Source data
==*==
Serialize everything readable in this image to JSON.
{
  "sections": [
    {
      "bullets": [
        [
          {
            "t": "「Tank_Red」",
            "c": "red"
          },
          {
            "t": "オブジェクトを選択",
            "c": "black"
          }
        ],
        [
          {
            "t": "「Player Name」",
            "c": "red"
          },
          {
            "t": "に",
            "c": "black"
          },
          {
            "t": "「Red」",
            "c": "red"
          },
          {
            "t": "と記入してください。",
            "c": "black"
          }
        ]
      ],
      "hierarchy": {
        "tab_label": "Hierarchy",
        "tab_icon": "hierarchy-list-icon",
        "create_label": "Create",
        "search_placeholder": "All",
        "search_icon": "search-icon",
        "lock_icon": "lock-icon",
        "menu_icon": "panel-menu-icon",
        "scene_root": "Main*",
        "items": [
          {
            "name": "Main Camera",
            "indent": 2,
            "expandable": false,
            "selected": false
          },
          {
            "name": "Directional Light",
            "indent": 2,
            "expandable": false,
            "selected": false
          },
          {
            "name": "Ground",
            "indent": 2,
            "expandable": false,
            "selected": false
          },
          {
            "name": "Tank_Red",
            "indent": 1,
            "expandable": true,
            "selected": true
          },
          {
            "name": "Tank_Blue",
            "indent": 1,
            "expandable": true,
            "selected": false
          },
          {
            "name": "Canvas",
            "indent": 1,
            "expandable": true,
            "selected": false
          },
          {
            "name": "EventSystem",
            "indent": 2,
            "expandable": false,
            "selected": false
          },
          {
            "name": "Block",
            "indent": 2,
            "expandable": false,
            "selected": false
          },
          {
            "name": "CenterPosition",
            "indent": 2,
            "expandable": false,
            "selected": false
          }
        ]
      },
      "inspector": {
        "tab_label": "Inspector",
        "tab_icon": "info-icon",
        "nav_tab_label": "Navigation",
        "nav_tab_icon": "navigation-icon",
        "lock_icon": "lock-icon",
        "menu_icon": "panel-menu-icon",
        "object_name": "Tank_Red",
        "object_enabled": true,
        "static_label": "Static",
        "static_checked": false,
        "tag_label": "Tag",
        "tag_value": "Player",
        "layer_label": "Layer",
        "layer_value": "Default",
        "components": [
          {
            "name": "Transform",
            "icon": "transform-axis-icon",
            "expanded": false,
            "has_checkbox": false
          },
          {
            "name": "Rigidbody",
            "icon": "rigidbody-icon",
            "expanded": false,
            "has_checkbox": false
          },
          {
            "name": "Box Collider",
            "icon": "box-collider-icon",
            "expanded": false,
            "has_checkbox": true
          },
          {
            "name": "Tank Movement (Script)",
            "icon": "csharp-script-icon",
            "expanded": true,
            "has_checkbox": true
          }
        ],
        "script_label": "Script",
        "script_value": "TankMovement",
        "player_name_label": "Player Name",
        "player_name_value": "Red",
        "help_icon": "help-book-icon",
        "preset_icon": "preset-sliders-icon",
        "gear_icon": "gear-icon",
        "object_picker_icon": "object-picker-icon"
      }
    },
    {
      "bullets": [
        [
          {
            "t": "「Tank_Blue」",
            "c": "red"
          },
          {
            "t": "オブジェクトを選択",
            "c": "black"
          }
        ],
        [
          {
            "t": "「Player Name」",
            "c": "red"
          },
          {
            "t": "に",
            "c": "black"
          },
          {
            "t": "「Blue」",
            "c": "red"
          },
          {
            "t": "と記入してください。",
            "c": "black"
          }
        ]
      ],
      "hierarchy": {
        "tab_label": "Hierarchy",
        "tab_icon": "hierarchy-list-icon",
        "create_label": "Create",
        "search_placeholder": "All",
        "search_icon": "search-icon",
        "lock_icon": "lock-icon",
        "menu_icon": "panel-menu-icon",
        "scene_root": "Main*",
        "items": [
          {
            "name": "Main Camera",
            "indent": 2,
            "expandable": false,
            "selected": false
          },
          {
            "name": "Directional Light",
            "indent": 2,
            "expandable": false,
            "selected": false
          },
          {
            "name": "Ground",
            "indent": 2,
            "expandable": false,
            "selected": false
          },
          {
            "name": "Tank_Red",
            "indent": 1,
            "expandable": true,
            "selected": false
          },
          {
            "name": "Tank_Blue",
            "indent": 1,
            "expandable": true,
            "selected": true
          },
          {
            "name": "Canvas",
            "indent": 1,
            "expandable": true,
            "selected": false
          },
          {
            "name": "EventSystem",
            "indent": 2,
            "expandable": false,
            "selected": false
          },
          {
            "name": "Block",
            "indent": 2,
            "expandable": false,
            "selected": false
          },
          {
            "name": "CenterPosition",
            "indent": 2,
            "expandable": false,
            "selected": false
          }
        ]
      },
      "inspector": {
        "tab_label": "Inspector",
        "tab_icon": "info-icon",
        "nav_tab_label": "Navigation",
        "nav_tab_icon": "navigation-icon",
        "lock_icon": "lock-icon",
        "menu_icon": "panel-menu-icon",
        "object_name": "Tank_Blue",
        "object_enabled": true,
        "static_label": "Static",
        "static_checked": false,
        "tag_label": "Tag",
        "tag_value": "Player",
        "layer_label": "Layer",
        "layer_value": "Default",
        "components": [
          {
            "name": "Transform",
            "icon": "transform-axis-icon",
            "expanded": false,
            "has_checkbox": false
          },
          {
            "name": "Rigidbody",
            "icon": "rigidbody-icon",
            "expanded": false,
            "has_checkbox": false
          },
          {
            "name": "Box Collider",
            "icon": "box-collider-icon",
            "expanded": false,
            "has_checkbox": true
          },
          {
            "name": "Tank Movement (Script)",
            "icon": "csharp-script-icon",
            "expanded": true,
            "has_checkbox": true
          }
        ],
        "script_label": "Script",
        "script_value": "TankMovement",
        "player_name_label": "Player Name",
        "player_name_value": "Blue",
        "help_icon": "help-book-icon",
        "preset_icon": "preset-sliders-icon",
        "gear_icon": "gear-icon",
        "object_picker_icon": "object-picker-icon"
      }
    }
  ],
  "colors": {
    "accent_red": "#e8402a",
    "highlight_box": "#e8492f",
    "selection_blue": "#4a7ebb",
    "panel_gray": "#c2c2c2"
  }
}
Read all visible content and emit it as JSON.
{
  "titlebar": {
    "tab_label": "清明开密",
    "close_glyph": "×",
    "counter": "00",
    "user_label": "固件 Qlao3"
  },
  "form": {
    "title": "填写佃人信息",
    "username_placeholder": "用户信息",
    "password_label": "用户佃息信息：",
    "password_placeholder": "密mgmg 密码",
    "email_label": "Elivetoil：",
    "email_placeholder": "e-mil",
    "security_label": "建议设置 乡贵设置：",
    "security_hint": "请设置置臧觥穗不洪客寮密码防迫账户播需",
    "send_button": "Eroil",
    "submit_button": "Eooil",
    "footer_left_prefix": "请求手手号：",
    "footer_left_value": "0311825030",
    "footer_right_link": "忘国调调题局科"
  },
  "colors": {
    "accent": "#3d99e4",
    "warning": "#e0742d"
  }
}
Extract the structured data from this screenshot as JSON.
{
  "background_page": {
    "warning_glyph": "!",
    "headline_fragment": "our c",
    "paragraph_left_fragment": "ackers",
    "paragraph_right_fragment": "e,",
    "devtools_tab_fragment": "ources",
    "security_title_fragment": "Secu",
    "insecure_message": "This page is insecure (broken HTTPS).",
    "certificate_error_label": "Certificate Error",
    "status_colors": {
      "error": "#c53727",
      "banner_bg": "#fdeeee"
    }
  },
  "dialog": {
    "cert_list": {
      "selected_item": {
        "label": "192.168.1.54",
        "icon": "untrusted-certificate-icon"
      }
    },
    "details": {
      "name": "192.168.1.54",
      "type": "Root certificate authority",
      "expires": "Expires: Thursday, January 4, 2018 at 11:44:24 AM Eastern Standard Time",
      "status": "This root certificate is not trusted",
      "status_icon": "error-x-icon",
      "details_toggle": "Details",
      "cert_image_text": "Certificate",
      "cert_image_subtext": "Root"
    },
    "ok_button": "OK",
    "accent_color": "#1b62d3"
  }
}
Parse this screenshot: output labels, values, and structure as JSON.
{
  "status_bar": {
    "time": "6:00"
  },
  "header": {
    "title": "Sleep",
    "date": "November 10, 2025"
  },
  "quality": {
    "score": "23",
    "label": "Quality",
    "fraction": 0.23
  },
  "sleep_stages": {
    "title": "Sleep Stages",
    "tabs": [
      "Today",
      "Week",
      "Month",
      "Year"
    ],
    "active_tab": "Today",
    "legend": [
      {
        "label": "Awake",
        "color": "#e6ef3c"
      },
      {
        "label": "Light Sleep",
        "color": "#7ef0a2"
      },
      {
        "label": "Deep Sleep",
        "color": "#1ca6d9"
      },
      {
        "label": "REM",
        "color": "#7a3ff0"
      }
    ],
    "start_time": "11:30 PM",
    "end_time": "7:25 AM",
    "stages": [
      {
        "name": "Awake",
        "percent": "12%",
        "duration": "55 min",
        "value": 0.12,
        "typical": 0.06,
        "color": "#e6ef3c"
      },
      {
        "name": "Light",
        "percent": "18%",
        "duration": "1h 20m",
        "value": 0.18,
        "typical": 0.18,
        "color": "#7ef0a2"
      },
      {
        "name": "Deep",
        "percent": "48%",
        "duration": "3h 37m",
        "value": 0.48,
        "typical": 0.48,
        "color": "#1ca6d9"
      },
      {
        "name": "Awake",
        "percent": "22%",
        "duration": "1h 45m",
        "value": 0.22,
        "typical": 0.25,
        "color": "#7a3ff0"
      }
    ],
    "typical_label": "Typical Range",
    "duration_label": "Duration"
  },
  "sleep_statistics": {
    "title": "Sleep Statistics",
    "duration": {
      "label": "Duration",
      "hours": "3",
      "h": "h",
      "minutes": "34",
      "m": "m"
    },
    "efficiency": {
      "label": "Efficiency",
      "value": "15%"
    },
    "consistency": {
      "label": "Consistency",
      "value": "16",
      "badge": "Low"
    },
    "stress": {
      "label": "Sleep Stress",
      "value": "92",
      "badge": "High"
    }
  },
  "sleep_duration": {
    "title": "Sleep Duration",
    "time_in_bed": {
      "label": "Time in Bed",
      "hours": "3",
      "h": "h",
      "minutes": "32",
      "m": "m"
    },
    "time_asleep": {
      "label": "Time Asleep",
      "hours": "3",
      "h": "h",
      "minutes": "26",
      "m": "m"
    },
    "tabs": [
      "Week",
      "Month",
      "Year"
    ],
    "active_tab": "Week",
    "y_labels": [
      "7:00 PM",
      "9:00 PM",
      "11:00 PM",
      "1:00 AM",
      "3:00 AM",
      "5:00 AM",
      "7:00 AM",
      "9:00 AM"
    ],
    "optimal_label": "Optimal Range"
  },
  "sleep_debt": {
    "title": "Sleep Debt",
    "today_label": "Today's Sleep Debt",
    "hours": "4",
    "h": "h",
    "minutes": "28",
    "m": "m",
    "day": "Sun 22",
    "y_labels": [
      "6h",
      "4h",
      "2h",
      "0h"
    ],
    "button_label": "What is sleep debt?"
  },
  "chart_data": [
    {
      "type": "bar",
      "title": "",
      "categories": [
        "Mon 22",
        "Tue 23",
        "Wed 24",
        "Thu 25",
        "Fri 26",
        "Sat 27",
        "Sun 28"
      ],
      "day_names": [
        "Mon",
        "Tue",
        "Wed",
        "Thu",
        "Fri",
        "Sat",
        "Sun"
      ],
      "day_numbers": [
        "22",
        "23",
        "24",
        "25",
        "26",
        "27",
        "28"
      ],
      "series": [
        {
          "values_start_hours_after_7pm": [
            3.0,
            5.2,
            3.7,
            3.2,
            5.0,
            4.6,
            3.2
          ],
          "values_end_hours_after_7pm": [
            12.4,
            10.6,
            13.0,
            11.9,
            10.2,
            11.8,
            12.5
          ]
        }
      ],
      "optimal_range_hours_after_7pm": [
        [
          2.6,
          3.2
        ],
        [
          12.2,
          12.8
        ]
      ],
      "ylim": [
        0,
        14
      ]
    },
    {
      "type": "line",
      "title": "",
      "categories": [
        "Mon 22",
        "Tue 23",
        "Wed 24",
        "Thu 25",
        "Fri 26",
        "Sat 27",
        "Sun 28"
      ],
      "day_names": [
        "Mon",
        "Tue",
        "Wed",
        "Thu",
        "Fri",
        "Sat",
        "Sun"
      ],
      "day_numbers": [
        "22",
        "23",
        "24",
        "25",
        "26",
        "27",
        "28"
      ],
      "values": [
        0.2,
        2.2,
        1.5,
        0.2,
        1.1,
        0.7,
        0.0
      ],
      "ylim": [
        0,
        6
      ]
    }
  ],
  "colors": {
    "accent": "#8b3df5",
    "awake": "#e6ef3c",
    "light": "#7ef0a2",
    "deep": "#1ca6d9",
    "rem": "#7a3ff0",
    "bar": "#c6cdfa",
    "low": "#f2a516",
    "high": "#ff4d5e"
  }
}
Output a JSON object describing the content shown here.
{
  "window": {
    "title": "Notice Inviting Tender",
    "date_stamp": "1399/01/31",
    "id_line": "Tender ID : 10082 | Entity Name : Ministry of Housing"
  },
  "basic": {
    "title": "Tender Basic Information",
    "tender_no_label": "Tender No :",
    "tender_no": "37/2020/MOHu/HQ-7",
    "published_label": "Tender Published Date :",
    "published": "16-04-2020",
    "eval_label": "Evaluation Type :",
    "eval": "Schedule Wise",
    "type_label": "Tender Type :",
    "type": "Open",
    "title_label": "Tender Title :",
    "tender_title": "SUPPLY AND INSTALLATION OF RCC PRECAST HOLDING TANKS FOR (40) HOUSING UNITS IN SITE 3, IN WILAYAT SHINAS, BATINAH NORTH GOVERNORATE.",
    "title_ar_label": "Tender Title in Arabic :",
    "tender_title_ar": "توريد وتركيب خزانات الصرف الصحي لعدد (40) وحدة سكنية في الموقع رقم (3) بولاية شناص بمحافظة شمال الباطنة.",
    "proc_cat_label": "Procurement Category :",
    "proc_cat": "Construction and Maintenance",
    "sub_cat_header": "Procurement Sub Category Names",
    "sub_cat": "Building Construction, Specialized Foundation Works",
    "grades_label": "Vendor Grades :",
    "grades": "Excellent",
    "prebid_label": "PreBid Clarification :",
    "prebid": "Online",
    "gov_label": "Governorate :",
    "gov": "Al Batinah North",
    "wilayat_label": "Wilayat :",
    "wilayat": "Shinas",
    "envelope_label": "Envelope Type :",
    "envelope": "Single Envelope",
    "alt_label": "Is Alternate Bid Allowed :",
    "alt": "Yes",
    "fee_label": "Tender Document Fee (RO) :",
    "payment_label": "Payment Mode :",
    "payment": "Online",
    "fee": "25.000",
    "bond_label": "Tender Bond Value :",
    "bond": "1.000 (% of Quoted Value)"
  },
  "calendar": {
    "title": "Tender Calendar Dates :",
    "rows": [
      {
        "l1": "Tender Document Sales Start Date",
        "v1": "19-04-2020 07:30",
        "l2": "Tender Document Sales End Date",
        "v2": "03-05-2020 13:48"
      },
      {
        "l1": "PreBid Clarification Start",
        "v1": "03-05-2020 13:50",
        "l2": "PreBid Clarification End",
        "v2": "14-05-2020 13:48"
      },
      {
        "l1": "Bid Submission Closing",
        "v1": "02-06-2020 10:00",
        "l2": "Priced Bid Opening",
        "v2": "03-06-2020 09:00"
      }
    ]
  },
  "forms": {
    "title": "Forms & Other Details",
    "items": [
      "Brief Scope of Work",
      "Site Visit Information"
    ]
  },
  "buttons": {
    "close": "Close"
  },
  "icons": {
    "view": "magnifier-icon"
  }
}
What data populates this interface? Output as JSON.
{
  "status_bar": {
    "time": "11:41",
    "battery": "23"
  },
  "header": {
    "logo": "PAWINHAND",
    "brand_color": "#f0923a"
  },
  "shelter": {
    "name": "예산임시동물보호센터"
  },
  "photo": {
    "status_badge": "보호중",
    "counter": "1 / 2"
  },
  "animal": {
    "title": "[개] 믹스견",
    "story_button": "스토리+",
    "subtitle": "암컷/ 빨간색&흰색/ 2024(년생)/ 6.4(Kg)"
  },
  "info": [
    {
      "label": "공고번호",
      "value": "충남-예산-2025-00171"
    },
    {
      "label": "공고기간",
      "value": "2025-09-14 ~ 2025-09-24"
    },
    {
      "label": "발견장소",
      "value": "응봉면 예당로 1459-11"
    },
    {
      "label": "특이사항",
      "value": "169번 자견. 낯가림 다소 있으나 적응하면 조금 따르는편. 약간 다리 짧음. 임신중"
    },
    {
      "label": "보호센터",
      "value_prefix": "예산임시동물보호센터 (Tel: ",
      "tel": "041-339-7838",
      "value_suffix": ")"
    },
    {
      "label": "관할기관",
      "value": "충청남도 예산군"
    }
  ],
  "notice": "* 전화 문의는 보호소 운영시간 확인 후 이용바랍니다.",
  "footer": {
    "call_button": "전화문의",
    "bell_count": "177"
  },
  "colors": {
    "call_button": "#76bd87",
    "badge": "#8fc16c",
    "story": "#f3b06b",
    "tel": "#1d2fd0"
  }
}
==*==
Task prompt – Your task is to reproduce, exactly and exclusively, the lines from the one holding "What data populates" through the final line of the listing.

Exercise solution –
What data populates this interface? Output as JSON.
{
  "status_bar": {
    "time": "11:41",
    "battery": "23"
  },
  "header": {
    "logo": "PAWINHAND",
    "brand_color": "#f0923a"
  },
  "shelter": {
    "name": "예산임시동물보호센터"
  },
  "photo": {
    "status_badge": "보호중",
    "counter": "1 / 2"
  },
  "animal": {
    "title": "[개] 믹스견",
    "story_button": "스토리+",
    "subtitle": "암컷/ 빨간색&흰색/ 2024(년생)/ 6.4(Kg)"
  },
  "info": [
    {
      "label": "공고번호",
      "value": "충남-예산-2025-00171"
    },
    {
      "label": "공고기간",
      "value": "2025-09-14 ~ 2025-09-24"
    },
    {
      "label": "발견장소",
      "value": "응봉면 예당로 1459-11"
    },
    {
      "label": "특이사항",
      "value": "169번 자견. 낯가림 다소 있으나 적응하면 조금 따르는편. 약간 다리 짧음. 임신중"
    },
    {
      "label": "보호센터",
      "value_prefix": "예산임시동물보호센터 (Tel: ",
      "tel": "041-339-7838",
      "value_suffix": ")"
    },
    {
      "label": "관할기관",
      "value": "충청남도 예산군"
    }
  ],
  "notice": "* 전화 문의는 보호소 운영시간 확인 후 이용바랍니다.",
  "footer": {
    "call_button": "전화문의",
    "bell_count": "177"
  },
  "colors": {
    "call_button": "#76bd87",
    "badge": "#8fc16c",
    "story": "#f3b06b",
    "tel": "#1d2fd0"
  }
}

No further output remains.